A verbatim copy of the records is required, with all pictures left out.

* * * *

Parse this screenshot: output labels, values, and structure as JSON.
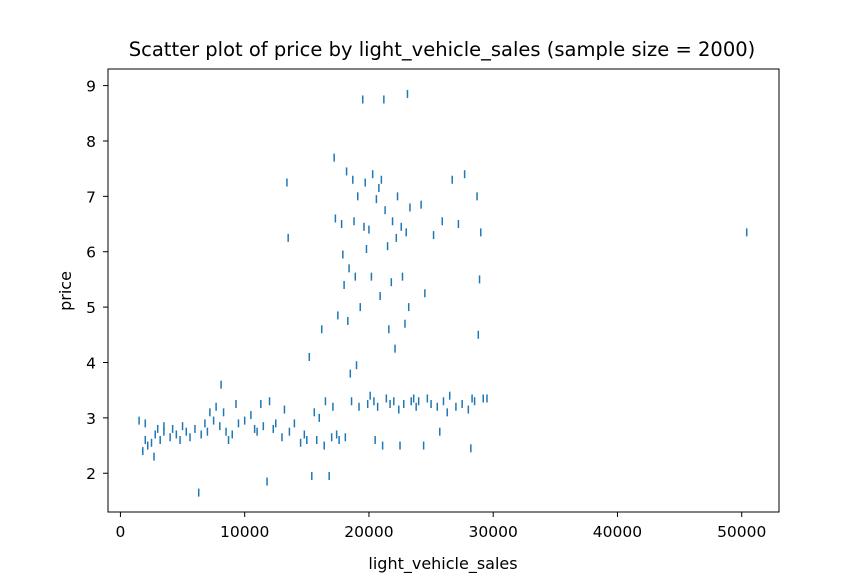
{
  "chart_data": {
    "type": "scatter",
    "title": "Scatter plot of price by light_vehicle_sales (sample size = 2000)",
    "xlabel": "light_vehicle_sales",
    "ylabel": "price",
    "xlim": [
      -1000,
      53000
    ],
    "ylim": [
      1.3,
      9.3
    ],
    "xticks": [
      0,
      10000,
      20000,
      30000,
      40000,
      50000
    ],
    "yticks": [
      2,
      3,
      4,
      5,
      6,
      7,
      8,
      9
    ],
    "grid": false,
    "marker": "vertical tick",
    "color": "#1f77b4",
    "points": [
      [
        1500,
        2.95
      ],
      [
        1800,
        2.4
      ],
      [
        2000,
        2.6
      ],
      [
        2000,
        2.9
      ],
      [
        2200,
        2.5
      ],
      [
        2500,
        2.55
      ],
      [
        2700,
        2.3
      ],
      [
        2800,
        2.7
      ],
      [
        3000,
        2.8
      ],
      [
        3200,
        2.6
      ],
      [
        3500,
        2.75
      ],
      [
        3500,
        2.85
      ],
      [
        4000,
        2.65
      ],
      [
        4200,
        2.8
      ],
      [
        4500,
        2.7
      ],
      [
        4800,
        2.6
      ],
      [
        5000,
        2.85
      ],
      [
        5300,
        2.75
      ],
      [
        5600,
        2.65
      ],
      [
        6000,
        2.8
      ],
      [
        6300,
        1.65
      ],
      [
        6500,
        2.7
      ],
      [
        6800,
        2.9
      ],
      [
        7000,
        2.75
      ],
      [
        7200,
        3.1
      ],
      [
        7500,
        2.95
      ],
      [
        7700,
        3.2
      ],
      [
        8000,
        2.85
      ],
      [
        8100,
        3.6
      ],
      [
        8300,
        3.1
      ],
      [
        8500,
        2.75
      ],
      [
        8700,
        2.6
      ],
      [
        9000,
        2.7
      ],
      [
        9300,
        3.25
      ],
      [
        9500,
        2.9
      ],
      [
        10000,
        2.95
      ],
      [
        10500,
        3.05
      ],
      [
        10800,
        2.8
      ],
      [
        11000,
        2.75
      ],
      [
        11300,
        3.25
      ],
      [
        11500,
        2.85
      ],
      [
        11800,
        1.85
      ],
      [
        12000,
        3.3
      ],
      [
        12300,
        2.8
      ],
      [
        12500,
        2.9
      ],
      [
        13000,
        2.65
      ],
      [
        13200,
        3.15
      ],
      [
        13400,
        7.25
      ],
      [
        13500,
        6.25
      ],
      [
        13600,
        2.75
      ],
      [
        14000,
        2.9
      ],
      [
        14500,
        2.55
      ],
      [
        14800,
        2.7
      ],
      [
        15000,
        2.6
      ],
      [
        15200,
        4.1
      ],
      [
        15400,
        1.95
      ],
      [
        15600,
        3.1
      ],
      [
        15800,
        2.6
      ],
      [
        16000,
        3.0
      ],
      [
        16200,
        4.6
      ],
      [
        16400,
        2.5
      ],
      [
        16500,
        3.3
      ],
      [
        16800,
        1.95
      ],
      [
        17000,
        2.65
      ],
      [
        17100,
        3.2
      ],
      [
        17200,
        7.7
      ],
      [
        17300,
        6.6
      ],
      [
        17400,
        2.7
      ],
      [
        17500,
        4.85
      ],
      [
        17600,
        2.6
      ],
      [
        17800,
        6.5
      ],
      [
        17900,
        5.95
      ],
      [
        18000,
        5.4
      ],
      [
        18100,
        2.65
      ],
      [
        18200,
        7.45
      ],
      [
        18300,
        4.75
      ],
      [
        18400,
        5.7
      ],
      [
        18500,
        3.8
      ],
      [
        18600,
        3.3
      ],
      [
        18700,
        7.3
      ],
      [
        18800,
        6.55
      ],
      [
        18900,
        5.55
      ],
      [
        19000,
        3.95
      ],
      [
        19100,
        7.0
      ],
      [
        19200,
        3.2
      ],
      [
        19300,
        5.0
      ],
      [
        19500,
        8.75
      ],
      [
        19600,
        6.45
      ],
      [
        19700,
        7.25
      ],
      [
        19800,
        6.05
      ],
      [
        19900,
        3.25
      ],
      [
        20000,
        6.4
      ],
      [
        20100,
        3.4
      ],
      [
        20200,
        5.55
      ],
      [
        20300,
        7.4
      ],
      [
        20400,
        3.3
      ],
      [
        20500,
        2.6
      ],
      [
        20600,
        6.95
      ],
      [
        20700,
        3.2
      ],
      [
        20800,
        7.15
      ],
      [
        20900,
        5.2
      ],
      [
        21000,
        7.3
      ],
      [
        21100,
        2.5
      ],
      [
        21200,
        8.75
      ],
      [
        21300,
        6.75
      ],
      [
        21400,
        3.35
      ],
      [
        21500,
        6.1
      ],
      [
        21600,
        4.6
      ],
      [
        21700,
        3.25
      ],
      [
        21800,
        5.45
      ],
      [
        21900,
        6.55
      ],
      [
        22000,
        3.3
      ],
      [
        22100,
        4.25
      ],
      [
        22200,
        6.25
      ],
      [
        22300,
        7.0
      ],
      [
        22400,
        3.15
      ],
      [
        22500,
        2.5
      ],
      [
        22600,
        6.45
      ],
      [
        22700,
        5.55
      ],
      [
        22800,
        3.25
      ],
      [
        22900,
        4.7
      ],
      [
        23000,
        6.35
      ],
      [
        23100,
        8.85
      ],
      [
        23200,
        5.0
      ],
      [
        23300,
        6.8
      ],
      [
        23400,
        3.3
      ],
      [
        23600,
        3.35
      ],
      [
        23800,
        3.2
      ],
      [
        24000,
        3.3
      ],
      [
        24200,
        6.85
      ],
      [
        24400,
        2.5
      ],
      [
        24500,
        5.25
      ],
      [
        24700,
        3.35
      ],
      [
        25000,
        3.25
      ],
      [
        25200,
        6.3
      ],
      [
        25500,
        3.2
      ],
      [
        25700,
        2.75
      ],
      [
        25900,
        6.55
      ],
      [
        26000,
        3.3
      ],
      [
        26300,
        3.1
      ],
      [
        26500,
        3.4
      ],
      [
        26700,
        7.3
      ],
      [
        27000,
        3.2
      ],
      [
        27200,
        6.5
      ],
      [
        27500,
        3.25
      ],
      [
        27700,
        7.4
      ],
      [
        28000,
        3.15
      ],
      [
        28200,
        2.45
      ],
      [
        28300,
        3.35
      ],
      [
        28500,
        3.3
      ],
      [
        28700,
        7.0
      ],
      [
        28800,
        4.5
      ],
      [
        28900,
        5.5
      ],
      [
        29000,
        6.35
      ],
      [
        29200,
        3.35
      ],
      [
        29500,
        3.35
      ],
      [
        50400,
        6.35
      ]
    ]
  }
}
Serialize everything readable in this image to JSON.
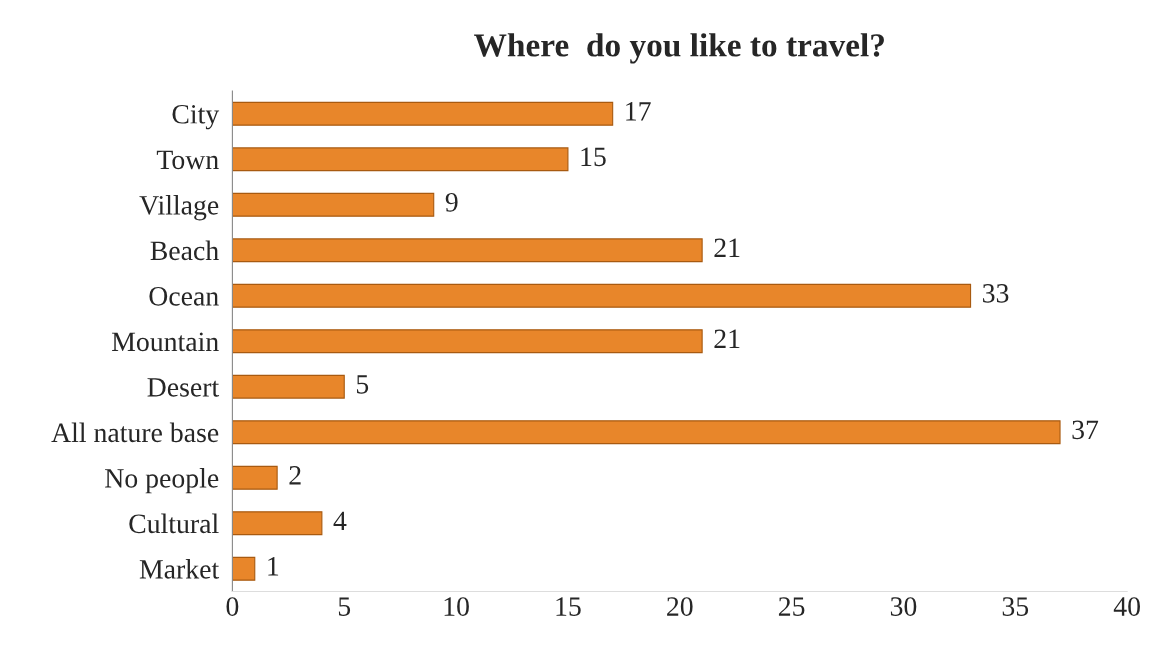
{
  "chart_data": {
    "type": "bar",
    "orientation": "horizontal",
    "title": "Where  do you like to travel?",
    "categories": [
      "City",
      "Town",
      "Village",
      "Beach",
      "Ocean",
      "Mountain",
      "Desert",
      "All nature base",
      "No people",
      "Cultural",
      "Market"
    ],
    "values": [
      17,
      15,
      9,
      21,
      33,
      21,
      5,
      37,
      2,
      4,
      1
    ],
    "color": "#e8862a",
    "xlim": [
      0,
      40
    ],
    "xticks": [
      0,
      5,
      10,
      15,
      20,
      25,
      30,
      35,
      40
    ],
    "data_labels": true
  }
}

* * * *

** SOLUTION TO THIS TASK **
Parse this screenshot: output labels, values, and structure as JSON.
{
  "chart_data": {
    "type": "scatter",
    "title": "Scatter plot of price by light_vehicle_sales (sample size = 2000)",
    "xlabel": "light_vehicle_sales",
    "ylabel": "price",
    "xlim": [
      -1000,
      53000
    ],
    "ylim": [
      1.3,
      9.3
    ],
    "xticks": [
      0,
      10000,
      20000,
      30000,
      40000,
      50000
    ],
    "yticks": [
      2,
      3,
      4,
      5,
      6,
      7,
      8,
      9
    ],
    "grid": false,
    "marker": "vertical tick",
    "color": "#1f77b4",
    "points": [
      [
        1500,
        2.95
      ],
      [
        1800,
        2.4
      ],
      [
        2000,
        2.6
      ],
      [
        2000,
        2.9
      ],
      [
        2200,
        2.5
      ],
      [
        2500,
        2.55
      ],
      [
        2700,
        2.3
      ],
      [
        2800,
        2.7
      ],
      [
        3000,
        2.8
      ],
      [
        3200,
        2.6
      ],
      [
        3500,
        2.75
      ],
      [
        3500,
        2.85
      ],
      [
        4000,
        2.65
      ],
      [
        4200,
        2.8
      ],
      [
        4500,
        2.7
      ],
      [
        4800,
        2.6
      ],
      [
        5000,
        2.85
      ],
      [
        5300,
        2.75
      ],
      [
        5600,
        2.65
      ],
      [
        6000,
        2.8
      ],
      [
        6300,
        1.65
      ],
      [
        6500,
        2.7
      ],
      [
        6800,
        2.9
      ],
      [
        7000,
        2.75
      ],
      [
        7200,
        3.1
      ],
      [
        7500,
        2.95
      ],
      [
        7700,
        3.2
      ],
      [
        8000,
        2.85
      ],
      [
        8100,
        3.6
      ],
      [
        8300,
        3.1
      ],
      [
        8500,
        2.75
      ],
      [
        8700,
        2.6
      ],
      [
        9000,
        2.7
      ],
      [
        9300,
        3.25
      ],
      [
        9500,
        2.9
      ],
      [
        10000,
        2.95
      ],
      [
        10500,
        3.05
      ],
      [
        10800,
        2.8
      ],
      [
        11000,
        2.75
      ],
      [
        11300,
        3.25
      ],
      [
        11500,
        2.85
      ],
      [
        11800,
        1.85
      ],
      [
        12000,
        3.3
      ],
      [
        12300,
        2.8
      ],
      [
        12500,
        2.9
      ],
      [
        13000,
        2.65
      ],
      [
        13200,
        3.15
      ],
      [
        13400,
        7.25
      ],
      [
        13500,
        6.25
      ],
      [
        13600,
        2.75
      ],
      [
        14000,
        2.9
      ],
      [
        14500,
        2.55
      ],
      [
        14800,
        2.7
      ],
      [
        15000,
        2.6
      ],
      [
        15200,
        4.1
      ],
      [
        15400,
        1.95
      ],
      [
        15600,
        3.1
      ],
      [
        15800,
        2.6
      ],
      [
        16000,
        3.0
      ],
      [
        16200,
        4.6
      ],
      [
        16400,
        2.5
      ],
      [
        16500,
        3.3
      ],
      [
        16800,
        1.95
      ],
      [
        17000,
        2.65
      ],
      [
        17100,
        3.2
      ],
      [
        17200,
        7.7
      ],
      [
        17300,
        6.6
      ],
      [
        17400,
        2.7
      ],
      [
        17500,
        4.85
      ],
      [
        17600,
        2.6
      ],
      [
        17800,
        6.5
      ],
      [
        17900,
        5.95
      ],
      [
        18000,
        5.4
      ],
      [
        18100,
        2.65
      ],
      [
        18200,
        7.45
      ],
      [
        18300,
        4.75
      ],
      [
        18400,
        5.7
      ],
      [
        18500,
        3.8
      ],
      [
        18600,
        3.3
      ],
      [
        18700,
        7.3
      ],
      [
        18800,
        6.55
      ],
      [
        18900,
        5.55
      ],
      [
        19000,
        3.95
      ],
      [
        19100,
        7.0
      ],
      [
        19200,
        3.2
      ],
      [
        19300,
        5.0
      ],
      [
        19500,
        8.75
      ],
      [
        19600,
        6.45
      ],
      [
        19700,
        7.25
      ],
      [
        19800,
        6.05
      ],
      [
        19900,
        3.25
      ],
      [
        20000,
        6.4
      ],
      [
        20100,
        3.4
      ],
      [
        20200,
        5.55
      ],
      [
        20300,
        7.4
      ],
      [
        20400,
        3.3
      ],
      [
        20500,
        2.6
      ],
      [
        20600,
        6.95
      ],
      [
        20700,
        3.2
      ],
      [
        20800,
        7.15
      ],
      [
        20900,
        5.2
      ],
      [
        21000,
        7.3
      ],
      [
        21100,
        2.5
      ],
      [
        21200,
        8.75
      ],
      [
        21300,
        6.75
      ],
      [
        21400,
        3.35
      ],
      [
        21500,
        6.1
      ],
      [
        21600,
        4.6
      ],
      [
        21700,
        3.25
      ],
      [
        21800,
        5.45
      ],
      [
        21900,
        6.55
      ],
      [
        22000,
        3.3
      ],
      [
        22100,
        4.25
      ],
      [
        22200,
        6.25
      ],
      [
        22300,
        7.0
      ],
      [
        22400,
        3.15
      ],
      [
        22500,
        2.5
      ],
      [
        22600,
        6.45
      ],
      [
        22700,
        5.55
      ],
      [
        22800,
        3.25
      ],
      [
        22900,
        4.7
      ],
      [
        23000,
        6.35
      ],
      [
        23100,
        8.85
      ],
      [
        23200,
        5.0
      ],
      [
        23300,
        6.8
      ],
      [
        23400,
        3.3
      ],
      [
        23600,
        3.35
      ],
      [
        23800,
        3.2
      ],
      [
        24000,
        3.3
      ],
      [
        24200,
        6.85
      ],
      [
        24400,
        2.5
      ],
      [
        24500,
        5.25
      ],
      [
        24700,
        3.35
      ],
      [
        25000,
        3.25
      ],
      [
        25200,
        6.3
      ],
      [
        25500,
        3.2
      ],
      [
        25700,
        2.75
      ],
      [
        25900,
        6.55
      ],
      [
        26000,
        3.3
      ],
      [
        26300,
        3.1
      ],
      [
        26500,
        3.4
      ],
      [
        26700,
        7.3
      ],
      [
        27000,
        3.2
      ],
      [
        27200,
        6.5
      ],
      [
        27500,
        3.25
      ],
      [
        27700,
        7.4
      ],
      [
        28000,
        3.15
      ],
      [
        28200,
        2.45
      ],
      [
        28300,
        3.35
      ],
      [
        28500,
        3.3
      ],
      [
        28700,
        7.0
      ],
      [
        28800,
        4.5
      ],
      [
        28900,
        5.5
      ],
      [
        29000,
        6.35
      ],
      [
        29200,
        3.35
      ],
      [
        29500,
        3.35
      ],
      [
        50400,
        6.35
      ]
    ]
  }
}
Serialize everything readable in this image to JSON.
{
  "chart_data": {
    "type": "bar",
    "orientation": "horizontal",
    "title": "Where  do you like to travel?",
    "categories": [
      "City",
      "Town",
      "Village",
      "Beach",
      "Ocean",
      "Mountain",
      "Desert",
      "All nature base",
      "No people",
      "Cultural",
      "Market"
    ],
    "values": [
      17,
      15,
      9,
      21,
      33,
      21,
      5,
      37,
      2,
      4,
      1
    ],
    "color": "#e8862a",
    "xlim": [
      0,
      40
    ],
    "xticks": [
      0,
      5,
      10,
      15,
      20,
      25,
      30,
      35,
      40
    ],
    "data_labels": true
  }
}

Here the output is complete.